# WHAT TO DO
1. In the Satyagraha text, reproduce the part that opens with the words containing "Mahatma Gandhi and" and closes with "on ex-indentured labourers.", substituting "the Transvaal" for "South Africa".
2. According to the Satyagraha text, during which years was Gandhi in South Africa?
3. Decide whether each statement agrees with the Satyagraha text. Answer yes or no for each, and quote the deciding words.
(a) Satyagraha involved mass courting of arrests.
(b) Gandhi's Satyagraha campaigns in South Africa were fully successful.
(c) By 1920 Gandhi held supreme political leadership in the country.

Mahatma Gandhi and the Technique of Satyagraha
Mahatma Gandhi was relatively speaking; an outsider in Indian politics when he returned from South Africa in 1915, but by 1920 he attained the position of supreme political leadership in the country. He was in South Africa from 1893 to 1915. There he had led an extraordinary movement of Indian settlers for the vindication of their national honor and human rights. The issues involved in the movement were the 1906. Transvaal Ordinance on compulsory registration and passes for Indians, the 1913 immigration restrictions, the derecognition of non-Christian Indian marriages while deciding the cases of new entrants, and the E 3 lax on ex-indentured labourers.
The technique adopted by Gandhiji was that on non-violent resistance or Satyagraha. It involved peaceful violation of specific laws, mass courting of arrests, and occasional hartals and spectacular marches. The technique had three-fold characteristics; drawing in the masses in the struggle; keeping mass activity pegged down to certain forms predetermined by the leader and strict adherence to non-violence. The central principle that governed Gandhiji’s thought was that man is essentially divine in nature, and, therefore, the heart of even a tyrant can be changed by non-violent resistance and he can be made to realize his mistakes and abjure the path of sin and up righteousness. The Satyagraha campaigns of Gandhiji in South Africa were partially successful.

(Element box annotations)
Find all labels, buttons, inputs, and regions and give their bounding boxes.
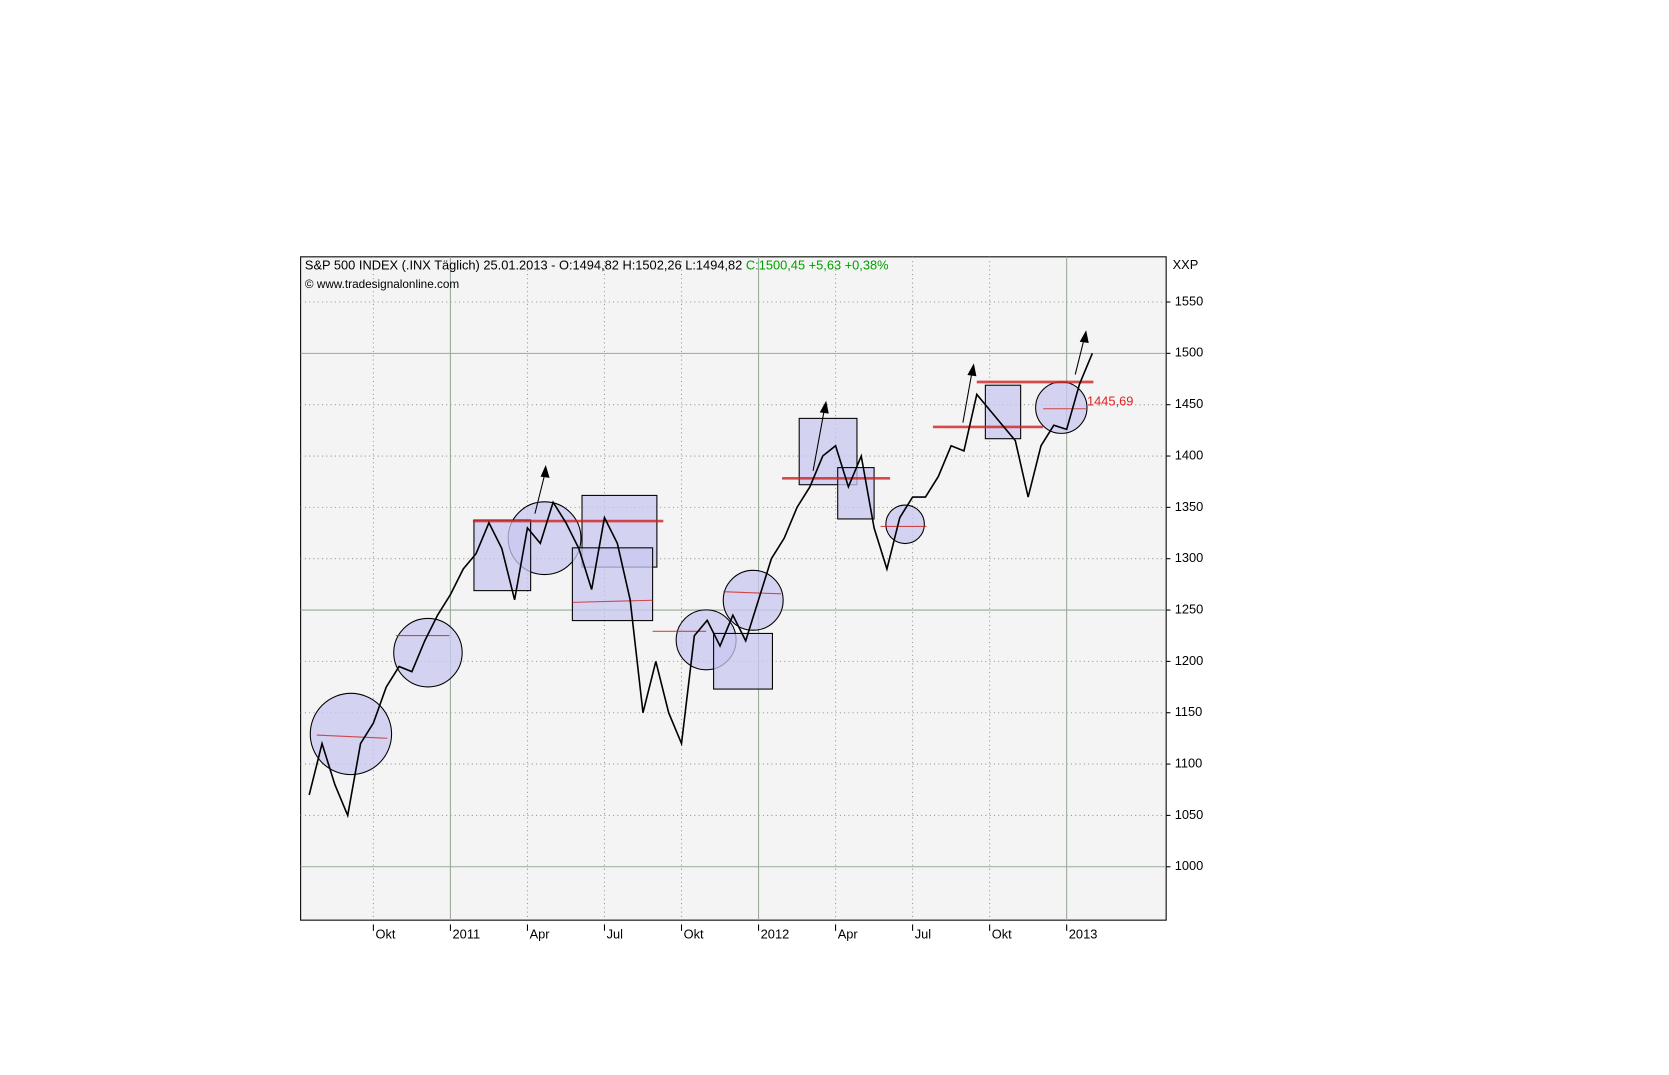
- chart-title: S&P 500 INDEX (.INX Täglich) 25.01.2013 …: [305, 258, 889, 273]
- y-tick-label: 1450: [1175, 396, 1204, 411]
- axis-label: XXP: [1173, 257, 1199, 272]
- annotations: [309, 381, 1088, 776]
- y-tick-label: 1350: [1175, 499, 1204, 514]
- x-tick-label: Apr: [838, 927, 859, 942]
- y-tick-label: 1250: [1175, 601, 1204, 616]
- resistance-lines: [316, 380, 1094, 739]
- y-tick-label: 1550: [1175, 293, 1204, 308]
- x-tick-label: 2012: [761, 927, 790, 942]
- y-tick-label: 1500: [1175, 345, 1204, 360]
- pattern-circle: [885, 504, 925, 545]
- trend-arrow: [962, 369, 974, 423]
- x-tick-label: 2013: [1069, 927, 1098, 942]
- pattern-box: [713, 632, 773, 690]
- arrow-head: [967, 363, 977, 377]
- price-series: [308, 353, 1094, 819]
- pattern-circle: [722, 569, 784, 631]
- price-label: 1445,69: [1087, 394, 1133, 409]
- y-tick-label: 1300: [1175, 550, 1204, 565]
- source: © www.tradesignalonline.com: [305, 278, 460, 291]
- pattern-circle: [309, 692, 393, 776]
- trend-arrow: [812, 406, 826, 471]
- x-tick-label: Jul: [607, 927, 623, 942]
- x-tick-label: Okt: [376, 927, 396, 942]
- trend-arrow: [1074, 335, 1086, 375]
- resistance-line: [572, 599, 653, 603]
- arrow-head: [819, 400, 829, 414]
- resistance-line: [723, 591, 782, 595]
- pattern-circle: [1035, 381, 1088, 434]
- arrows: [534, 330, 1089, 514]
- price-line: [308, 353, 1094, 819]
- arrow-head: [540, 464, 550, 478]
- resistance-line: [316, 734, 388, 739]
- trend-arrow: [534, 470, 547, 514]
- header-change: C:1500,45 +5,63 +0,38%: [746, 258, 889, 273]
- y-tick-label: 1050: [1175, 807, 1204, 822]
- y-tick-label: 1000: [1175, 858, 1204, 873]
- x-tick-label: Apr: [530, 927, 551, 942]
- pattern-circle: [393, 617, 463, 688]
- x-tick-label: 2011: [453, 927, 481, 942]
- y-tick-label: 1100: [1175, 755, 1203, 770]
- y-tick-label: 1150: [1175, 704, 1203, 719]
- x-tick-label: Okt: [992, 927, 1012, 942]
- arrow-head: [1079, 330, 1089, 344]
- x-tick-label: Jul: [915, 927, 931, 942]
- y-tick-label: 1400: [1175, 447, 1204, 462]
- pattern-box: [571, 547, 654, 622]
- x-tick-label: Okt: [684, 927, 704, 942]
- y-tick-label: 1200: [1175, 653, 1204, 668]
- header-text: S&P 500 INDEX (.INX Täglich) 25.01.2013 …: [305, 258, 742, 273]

# RESULTS
1.
Mahatma Gandhi and the Technique of Satyagraha
Mahatma Gandhi was relatively speaking; an outsider in Indian politics when he returned from the Transvaal in 1915, but by 1920 he attained the position of supreme political leadership in the country. He was in the Transvaal from 1893 to 1915. There he had led an extraordinary movement of Indian settlers for the vindication of their national honor and human rights. The issues involved in the movement were the 1906. Transvaal Ordinance on compulsory registration and passes for Indians, the 1913 immigration restrictions, the derecognition of non-Christian Indian marriages while deciding the cases of new entrants, and the E 3 lax on ex-indentured labourers.

2. From 1893 to 1915.

3.
(a) Yes: "mass courting of arrests"
(b) No: "The Satyagraha campaigns of Gandhiji in South Africa were partially successful."
(c) Yes: "by 1920 he attained the position of supreme political leadership in the country"